━━━━━ Input records

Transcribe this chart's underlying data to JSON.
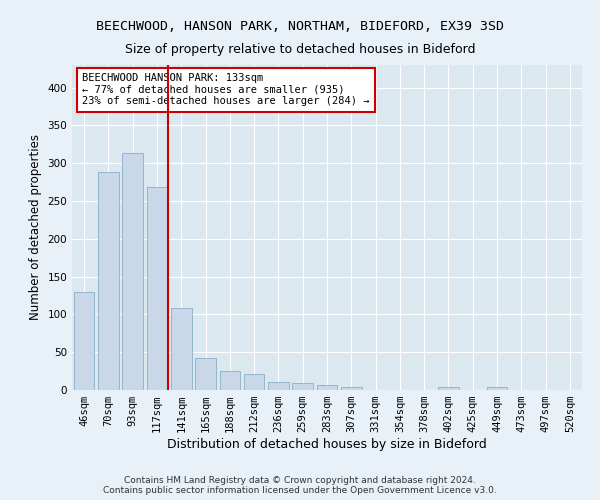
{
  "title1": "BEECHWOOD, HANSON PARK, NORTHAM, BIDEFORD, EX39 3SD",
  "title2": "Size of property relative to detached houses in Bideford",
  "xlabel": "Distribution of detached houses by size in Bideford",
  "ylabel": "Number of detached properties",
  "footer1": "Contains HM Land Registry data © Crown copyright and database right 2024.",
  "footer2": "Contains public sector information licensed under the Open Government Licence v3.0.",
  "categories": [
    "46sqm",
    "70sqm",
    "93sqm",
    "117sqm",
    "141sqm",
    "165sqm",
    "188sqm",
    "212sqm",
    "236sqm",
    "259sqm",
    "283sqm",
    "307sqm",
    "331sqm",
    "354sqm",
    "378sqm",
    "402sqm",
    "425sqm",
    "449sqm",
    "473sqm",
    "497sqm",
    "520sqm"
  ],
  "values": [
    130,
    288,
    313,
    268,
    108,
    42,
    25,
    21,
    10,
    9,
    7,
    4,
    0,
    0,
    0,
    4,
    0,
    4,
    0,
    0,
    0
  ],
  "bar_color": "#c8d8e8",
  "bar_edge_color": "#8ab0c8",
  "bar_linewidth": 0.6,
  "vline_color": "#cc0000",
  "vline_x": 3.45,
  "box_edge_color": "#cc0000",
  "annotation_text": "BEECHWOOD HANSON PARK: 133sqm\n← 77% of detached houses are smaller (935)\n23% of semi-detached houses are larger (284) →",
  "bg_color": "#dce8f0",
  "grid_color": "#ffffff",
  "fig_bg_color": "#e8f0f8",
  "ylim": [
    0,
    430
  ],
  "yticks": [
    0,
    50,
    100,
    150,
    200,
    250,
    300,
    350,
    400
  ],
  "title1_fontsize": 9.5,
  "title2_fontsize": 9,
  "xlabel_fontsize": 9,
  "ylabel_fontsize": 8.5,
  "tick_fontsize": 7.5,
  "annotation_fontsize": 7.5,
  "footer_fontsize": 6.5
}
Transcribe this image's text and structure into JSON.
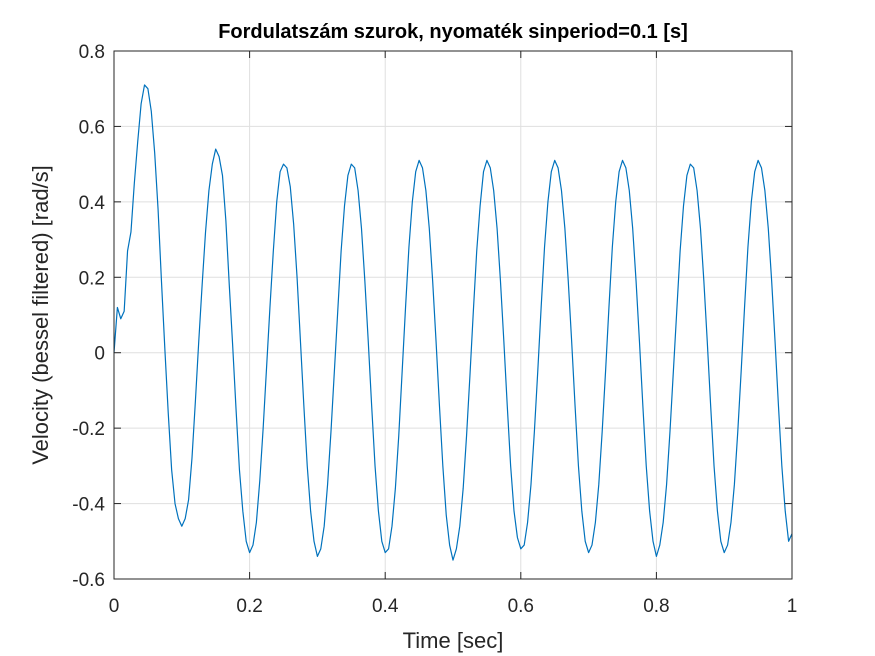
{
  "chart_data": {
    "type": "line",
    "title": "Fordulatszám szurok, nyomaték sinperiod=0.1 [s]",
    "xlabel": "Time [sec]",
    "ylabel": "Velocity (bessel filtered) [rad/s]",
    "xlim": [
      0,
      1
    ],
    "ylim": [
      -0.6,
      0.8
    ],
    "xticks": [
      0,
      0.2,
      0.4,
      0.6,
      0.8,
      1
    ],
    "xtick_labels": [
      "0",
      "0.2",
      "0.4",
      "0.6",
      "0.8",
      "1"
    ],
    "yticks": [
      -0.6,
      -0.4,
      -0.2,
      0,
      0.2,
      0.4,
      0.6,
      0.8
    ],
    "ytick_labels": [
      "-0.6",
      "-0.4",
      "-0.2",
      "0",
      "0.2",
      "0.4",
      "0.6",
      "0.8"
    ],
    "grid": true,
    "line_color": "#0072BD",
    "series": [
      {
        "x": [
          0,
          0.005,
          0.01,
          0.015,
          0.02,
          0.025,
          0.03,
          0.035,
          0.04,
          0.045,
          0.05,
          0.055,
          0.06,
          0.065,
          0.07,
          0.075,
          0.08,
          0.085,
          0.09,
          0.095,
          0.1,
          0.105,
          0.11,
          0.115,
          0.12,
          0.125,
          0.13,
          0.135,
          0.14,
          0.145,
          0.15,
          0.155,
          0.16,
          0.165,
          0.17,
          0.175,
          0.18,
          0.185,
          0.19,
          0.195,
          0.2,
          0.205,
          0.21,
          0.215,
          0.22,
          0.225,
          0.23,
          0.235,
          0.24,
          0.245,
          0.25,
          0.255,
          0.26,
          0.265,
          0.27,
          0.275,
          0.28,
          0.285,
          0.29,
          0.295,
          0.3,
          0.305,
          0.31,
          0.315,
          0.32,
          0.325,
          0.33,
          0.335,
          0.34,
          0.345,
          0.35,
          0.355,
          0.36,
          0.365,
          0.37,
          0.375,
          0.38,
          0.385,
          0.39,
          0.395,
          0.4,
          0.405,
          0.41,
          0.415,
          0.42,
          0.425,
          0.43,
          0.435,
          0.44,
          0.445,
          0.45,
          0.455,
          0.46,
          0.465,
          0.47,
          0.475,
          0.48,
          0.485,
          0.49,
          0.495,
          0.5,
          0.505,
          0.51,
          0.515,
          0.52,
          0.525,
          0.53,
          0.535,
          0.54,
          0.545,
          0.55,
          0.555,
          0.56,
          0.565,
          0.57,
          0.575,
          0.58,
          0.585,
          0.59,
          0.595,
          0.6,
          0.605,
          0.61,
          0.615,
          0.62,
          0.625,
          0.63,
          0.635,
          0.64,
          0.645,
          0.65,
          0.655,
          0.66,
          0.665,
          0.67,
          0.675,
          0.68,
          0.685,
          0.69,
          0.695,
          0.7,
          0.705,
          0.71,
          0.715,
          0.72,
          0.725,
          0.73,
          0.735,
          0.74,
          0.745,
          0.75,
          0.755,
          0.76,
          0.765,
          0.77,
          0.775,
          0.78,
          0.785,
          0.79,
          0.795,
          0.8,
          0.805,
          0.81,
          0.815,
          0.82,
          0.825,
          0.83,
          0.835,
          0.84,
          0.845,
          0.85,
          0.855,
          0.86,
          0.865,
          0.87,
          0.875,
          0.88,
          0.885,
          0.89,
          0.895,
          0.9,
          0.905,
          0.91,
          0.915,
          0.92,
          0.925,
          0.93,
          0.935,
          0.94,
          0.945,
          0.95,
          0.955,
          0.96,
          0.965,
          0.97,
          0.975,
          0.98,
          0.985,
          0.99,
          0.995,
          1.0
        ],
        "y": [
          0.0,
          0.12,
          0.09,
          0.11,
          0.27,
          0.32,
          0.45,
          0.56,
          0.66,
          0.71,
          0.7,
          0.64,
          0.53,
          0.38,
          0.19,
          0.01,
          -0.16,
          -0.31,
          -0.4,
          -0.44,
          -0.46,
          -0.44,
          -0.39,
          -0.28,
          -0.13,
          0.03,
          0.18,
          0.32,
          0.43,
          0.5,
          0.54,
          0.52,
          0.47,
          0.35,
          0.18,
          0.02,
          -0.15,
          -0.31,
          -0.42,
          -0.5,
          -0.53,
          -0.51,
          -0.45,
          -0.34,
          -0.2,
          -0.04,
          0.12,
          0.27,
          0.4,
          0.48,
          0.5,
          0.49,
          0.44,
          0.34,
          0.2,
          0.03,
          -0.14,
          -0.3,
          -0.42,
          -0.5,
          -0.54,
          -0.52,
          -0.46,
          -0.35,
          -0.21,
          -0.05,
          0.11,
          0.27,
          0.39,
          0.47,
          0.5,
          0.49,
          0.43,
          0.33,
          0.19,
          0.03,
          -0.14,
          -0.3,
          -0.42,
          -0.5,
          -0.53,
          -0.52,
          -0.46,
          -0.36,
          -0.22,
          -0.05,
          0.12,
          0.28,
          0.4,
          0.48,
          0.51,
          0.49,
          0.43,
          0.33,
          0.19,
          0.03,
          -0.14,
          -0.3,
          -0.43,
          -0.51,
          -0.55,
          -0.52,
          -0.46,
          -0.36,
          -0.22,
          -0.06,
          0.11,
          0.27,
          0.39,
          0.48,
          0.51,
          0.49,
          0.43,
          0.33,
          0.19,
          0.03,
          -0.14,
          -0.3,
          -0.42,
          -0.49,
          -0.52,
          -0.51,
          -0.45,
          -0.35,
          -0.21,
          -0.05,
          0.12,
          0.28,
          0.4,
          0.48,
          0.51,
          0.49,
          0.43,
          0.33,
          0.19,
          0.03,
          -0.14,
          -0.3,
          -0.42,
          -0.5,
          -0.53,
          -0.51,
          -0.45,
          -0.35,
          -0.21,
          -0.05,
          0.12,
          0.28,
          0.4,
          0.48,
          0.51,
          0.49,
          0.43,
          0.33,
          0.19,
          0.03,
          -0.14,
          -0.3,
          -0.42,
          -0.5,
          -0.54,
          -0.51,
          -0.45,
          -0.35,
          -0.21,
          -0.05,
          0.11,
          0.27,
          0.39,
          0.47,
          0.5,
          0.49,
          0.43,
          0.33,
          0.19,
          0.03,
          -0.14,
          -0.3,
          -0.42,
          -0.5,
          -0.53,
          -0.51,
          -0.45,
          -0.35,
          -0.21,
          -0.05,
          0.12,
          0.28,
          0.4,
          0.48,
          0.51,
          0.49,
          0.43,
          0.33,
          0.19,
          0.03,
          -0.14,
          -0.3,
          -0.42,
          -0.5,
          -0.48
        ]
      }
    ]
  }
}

━━━━━━━━━━
━━━━━ Input records

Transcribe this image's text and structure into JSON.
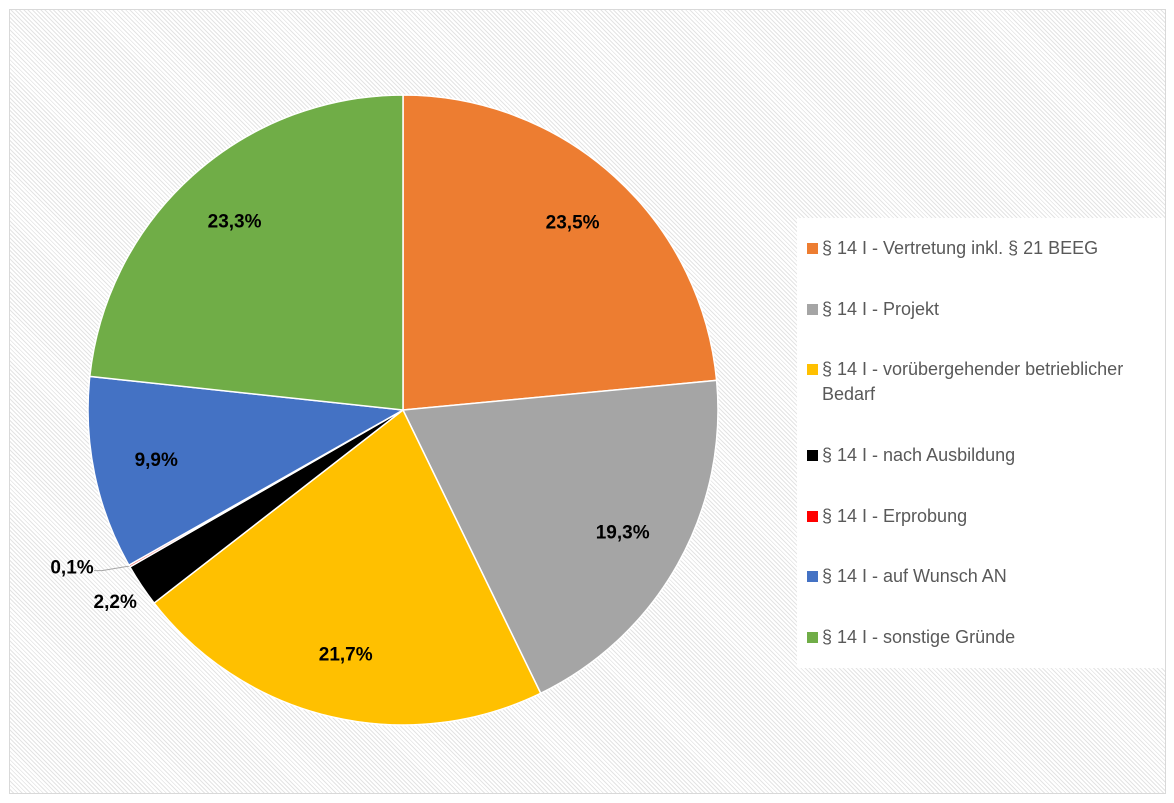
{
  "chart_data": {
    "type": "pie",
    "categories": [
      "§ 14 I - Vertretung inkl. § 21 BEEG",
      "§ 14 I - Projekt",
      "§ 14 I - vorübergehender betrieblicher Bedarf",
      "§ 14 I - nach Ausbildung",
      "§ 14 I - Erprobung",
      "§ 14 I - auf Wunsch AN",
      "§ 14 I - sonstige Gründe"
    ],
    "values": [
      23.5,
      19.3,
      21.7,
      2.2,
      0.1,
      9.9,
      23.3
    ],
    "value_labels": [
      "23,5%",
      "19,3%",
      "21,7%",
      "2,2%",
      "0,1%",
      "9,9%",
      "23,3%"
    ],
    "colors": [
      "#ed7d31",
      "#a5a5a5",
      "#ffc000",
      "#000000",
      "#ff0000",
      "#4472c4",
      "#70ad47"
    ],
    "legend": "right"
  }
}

━━━━━━━━━━

### Work to do
In the listing above, find each line with the word "houses" and copy it.

### Full solution
  "title2": "Size of property relative to detached houses in Bideford",
  "xlabel": "Distribution of detached houses by size in Bideford",
  "annotation_text": "BEECHWOOD HANSON PARK: 133sqm\n← 77% of detached houses are smaller (935)\n23% of semi-detached houses are larger (284) →",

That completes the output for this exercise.